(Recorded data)

-------

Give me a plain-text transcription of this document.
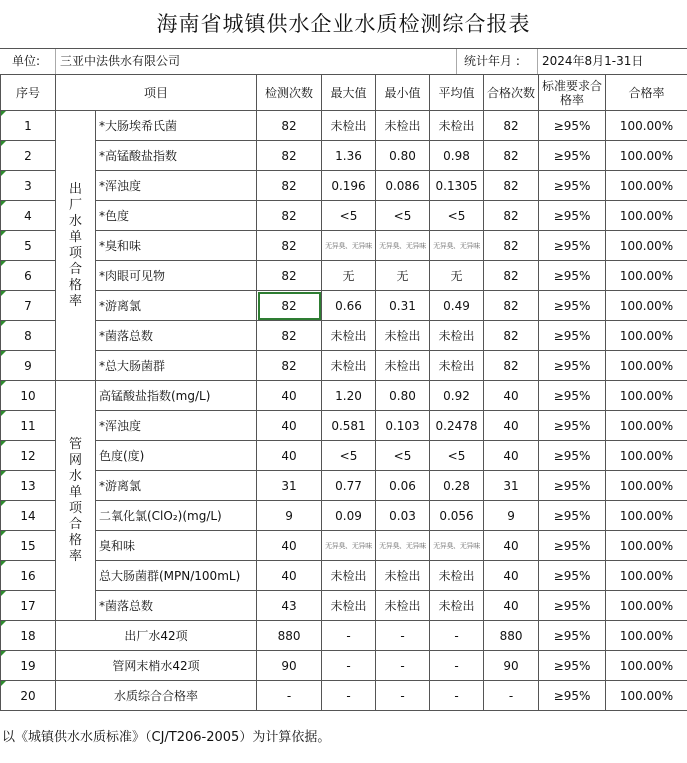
海南省城镇供水企业水质检测综合报表
单位: 三亚中法供水有限公司	统计年月 : 2024年8月1-31日
序号	项目		检测次数	最大值	最小值	平均值	合格次数	标准要求合格率	合格率
1	出厂水单项合格率	*大肠埃希氏菌	82	未检出	未检出	未检出	82	≥95%	100.00%
2		*高锰酸盐指数	82	1.36	0.80	0.98	82	≥95%	100.00%
3		*浑浊度	82	0.196	0.086	0.1305	82	≥95%	100.00%
4		*色度	82	<5	<5	<5	82	≥95%	100.00%
5		*臭和味	82	无异臭、无异味	无异臭、无异味	无异臭、无异味	82	≥95%	100.00%
6		*肉眼可见物	82	无	无	无	82	≥95%	100.00%
7		*游离氯	82	0.66	0.31	0.49	82	≥95%	100.00%
8		*菌落总数	82	未检出	未检出	未检出	82	≥95%	100.00%
9		*总大肠菌群	82	未检出	未检出	未检出	82	≥95%	100.00%
10	管网水单项合格率	高锰酸盐指数(mg/L)	40	1.20	0.80	0.92	40	≥95%	100.00%
11		*浑浊度	40	0.581	0.103	0.2478	40	≥95%	100.00%
12		色度(度)	40	<5	<5	<5	40	≥95%	100.00%
13		*游离氯	31	0.77	0.06	0.28	31	≥95%	100.00%
14		二氧化氯(ClO₂)(mg/L)	9	0.09	0.03	0.056	9	≥95%	100.00%
15		臭和味	40	无异臭、无异味	无异臭、无异味	无异臭、无异味	40	≥95%	100.00%
16		总大肠菌群(MPN/100mL)	40	未检出	未检出	未检出	40	≥95%	100.00%
17		*菌落总数	43	未检出	未检出	未检出	40	≥95%	100.00%
18	出厂水42项		880	-	-	-	880	≥95%	100.00%
19	管网末梢水42项		90	-	-	-	90	≥95%	100.00%
20	水质综合合格率		-	-	-	-	-	≥95%	100.00%
以《城镇供水水质标准》（CJ/T206-2005）为计算依据。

-------

• [Stated task]:
Return each line in the records that holds the string "总大肠菌群".

• [Response to the exercise]:
9		*总大肠菌群	82	未检出	未检出	未检出	82	≥95%	100.00%
16		总大肠菌群(MPN/100mL)	40	未检出	未检出	未检出	40	≥95%	100.00%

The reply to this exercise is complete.